__GIVEN INSTRUCTION__
Extract the listing in its entirety, keeping each line identical to the original.

__PROVIDED DATA__
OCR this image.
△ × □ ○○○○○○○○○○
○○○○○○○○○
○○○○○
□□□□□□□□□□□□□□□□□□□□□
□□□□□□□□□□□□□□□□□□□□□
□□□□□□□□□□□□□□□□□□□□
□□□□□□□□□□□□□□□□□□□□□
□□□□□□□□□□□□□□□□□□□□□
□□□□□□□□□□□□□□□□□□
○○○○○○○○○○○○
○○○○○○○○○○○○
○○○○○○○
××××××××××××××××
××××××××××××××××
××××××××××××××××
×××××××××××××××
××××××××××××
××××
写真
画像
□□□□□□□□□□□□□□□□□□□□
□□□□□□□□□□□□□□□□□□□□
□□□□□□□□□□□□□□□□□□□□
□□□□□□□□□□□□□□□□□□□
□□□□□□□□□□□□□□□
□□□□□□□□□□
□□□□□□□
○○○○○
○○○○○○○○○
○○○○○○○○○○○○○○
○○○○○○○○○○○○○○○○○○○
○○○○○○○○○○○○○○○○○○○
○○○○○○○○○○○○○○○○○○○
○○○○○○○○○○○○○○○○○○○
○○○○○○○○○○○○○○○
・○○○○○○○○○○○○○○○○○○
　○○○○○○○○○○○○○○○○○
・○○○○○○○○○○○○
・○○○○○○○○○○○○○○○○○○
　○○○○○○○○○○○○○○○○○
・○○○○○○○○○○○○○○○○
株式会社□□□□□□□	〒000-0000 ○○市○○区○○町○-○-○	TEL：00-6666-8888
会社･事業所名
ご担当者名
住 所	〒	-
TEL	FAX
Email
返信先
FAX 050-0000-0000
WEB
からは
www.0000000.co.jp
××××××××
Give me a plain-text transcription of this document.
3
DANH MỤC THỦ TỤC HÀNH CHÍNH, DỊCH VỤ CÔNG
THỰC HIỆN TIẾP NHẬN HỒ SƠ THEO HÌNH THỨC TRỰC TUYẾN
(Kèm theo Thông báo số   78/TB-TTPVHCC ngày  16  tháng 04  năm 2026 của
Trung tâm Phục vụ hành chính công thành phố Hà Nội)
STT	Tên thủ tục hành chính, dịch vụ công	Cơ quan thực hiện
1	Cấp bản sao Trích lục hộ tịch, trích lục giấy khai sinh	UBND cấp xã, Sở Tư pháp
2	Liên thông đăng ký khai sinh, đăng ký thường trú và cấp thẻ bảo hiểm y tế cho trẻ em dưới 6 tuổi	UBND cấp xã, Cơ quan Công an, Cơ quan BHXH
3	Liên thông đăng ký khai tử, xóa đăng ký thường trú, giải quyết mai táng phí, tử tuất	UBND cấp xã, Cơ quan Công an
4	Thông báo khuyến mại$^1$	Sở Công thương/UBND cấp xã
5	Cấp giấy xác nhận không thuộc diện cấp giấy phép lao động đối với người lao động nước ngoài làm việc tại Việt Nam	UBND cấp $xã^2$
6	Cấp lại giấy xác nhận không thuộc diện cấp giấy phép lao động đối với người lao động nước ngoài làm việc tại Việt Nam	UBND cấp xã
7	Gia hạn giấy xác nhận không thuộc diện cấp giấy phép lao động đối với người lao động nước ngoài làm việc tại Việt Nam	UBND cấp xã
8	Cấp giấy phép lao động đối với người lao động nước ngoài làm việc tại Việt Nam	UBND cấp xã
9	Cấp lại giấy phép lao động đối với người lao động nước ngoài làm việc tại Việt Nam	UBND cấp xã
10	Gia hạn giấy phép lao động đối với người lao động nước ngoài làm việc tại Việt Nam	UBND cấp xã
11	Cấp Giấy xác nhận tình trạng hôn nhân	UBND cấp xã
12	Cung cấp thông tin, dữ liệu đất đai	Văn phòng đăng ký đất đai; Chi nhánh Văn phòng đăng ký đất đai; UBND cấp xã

__EXERCISE RESPONSE__
OCR this image.
△ × □ ○○○○○○○○○○
○○○○○○○○○
○○○○○
□□□□□□□□□□□□□□□□□□□□□
□□□□□□□□□□□□□□□□□□□□□
□□□□□□□□□□□□□□□□□□□□
□□□□□□□□□□□□□□□□□□□□□
□□□□□□□□□□□□□□□□□□□□□
□□□□□□□□□□□□□□□□□□
○○○○○○○○○○○○
○○○○○○○○○○○○
○○○○○○○
××××××××××××××××
××××××××××××××××
××××××××××××××××
×××××××××××××××
××××××××××××
××××
写真
画像
□□□□□□□□□□□□□□□□□□□□
□□□□□□□□□□□□□□□□□□□□
□□□□□□□□□□□□□□□□□□□□
□□□□□□□□□□□□□□□□□□□
□□□□□□□□□□□□□□□
□□□□□□□□□□
□□□□□□□
○○○○○
○○○○○○○○○
○○○○○○○○○○○○○○
○○○○○○○○○○○○○○○○○○○
○○○○○○○○○○○○○○○○○○○
○○○○○○○○○○○○○○○○○○○
○○○○○○○○○○○○○○○○○○○
○○○○○○○○○○○○○○○
・○○○○○○○○○○○○○○○○○○
　○○○○○○○○○○○○○○○○○
・○○○○○○○○○○○○
・○○○○○○○○○○○○○○○○○○
　○○○○○○○○○○○○○○○○○
・○○○○○○○○○○○○○○○○
株式会社□□□□□□□	〒000-0000 ○○市○○区○○町○-○-○	TEL：00-6666-8888
会社･事業所名
ご担当者名
住 所	〒	-
TEL	FAX
Email
返信先
FAX 050-0000-0000
WEB
からは
www.0000000.co.jp
××××××××
Give me a plain-text transcription of this document.
3
DANH MỤC THỦ TỤC HÀNH CHÍNH, DỊCH VỤ CÔNG
THỰC HIỆN TIẾP NHẬN HỒ SƠ THEO HÌNH THỨC TRỰC TUYẾN
(Kèm theo Thông báo số   78/TB-TTPVHCC ngày  16  tháng 04  năm 2026 của
Trung tâm Phục vụ hành chính công thành phố Hà Nội)
STT	Tên thủ tục hành chính, dịch vụ công	Cơ quan thực hiện
1	Cấp bản sao Trích lục hộ tịch, trích lục giấy khai sinh	UBND cấp xã, Sở Tư pháp
2	Liên thông đăng ký khai sinh, đăng ký thường trú và cấp thẻ bảo hiểm y tế cho trẻ em dưới 6 tuổi	UBND cấp xã, Cơ quan Công an, Cơ quan BHXH
3	Liên thông đăng ký khai tử, xóa đăng ký thường trú, giải quyết mai táng phí, tử tuất	UBND cấp xã, Cơ quan Công an
4	Thông báo khuyến mại$^1$	Sở Công thương/UBND cấp xã
5	Cấp giấy xác nhận không thuộc diện cấp giấy phép lao động đối với người lao động nước ngoài làm việc tại Việt Nam	UBND cấp $xã^2$
6	Cấp lại giấy xác nhận không thuộc diện cấp giấy phép lao động đối với người lao động nước ngoài làm việc tại Việt Nam	UBND cấp xã
7	Gia hạn giấy xác nhận không thuộc diện cấp giấy phép lao động đối với người lao động nước ngoài làm việc tại Việt Nam	UBND cấp xã
8	Cấp giấy phép lao động đối với người lao động nước ngoài làm việc tại Việt Nam	UBND cấp xã
9	Cấp lại giấy phép lao động đối với người lao động nước ngoài làm việc tại Việt Nam	UBND cấp xã
10	Gia hạn giấy phép lao động đối với người lao động nước ngoài làm việc tại Việt Nam	UBND cấp xã
11	Cấp Giấy xác nhận tình trạng hôn nhân	UBND cấp xã
12	Cung cấp thông tin, dữ liệu đất đai	Văn phòng đăng ký đất đai; Chi nhánh Văn phòng đăng ký đất đai; UBND cấp xã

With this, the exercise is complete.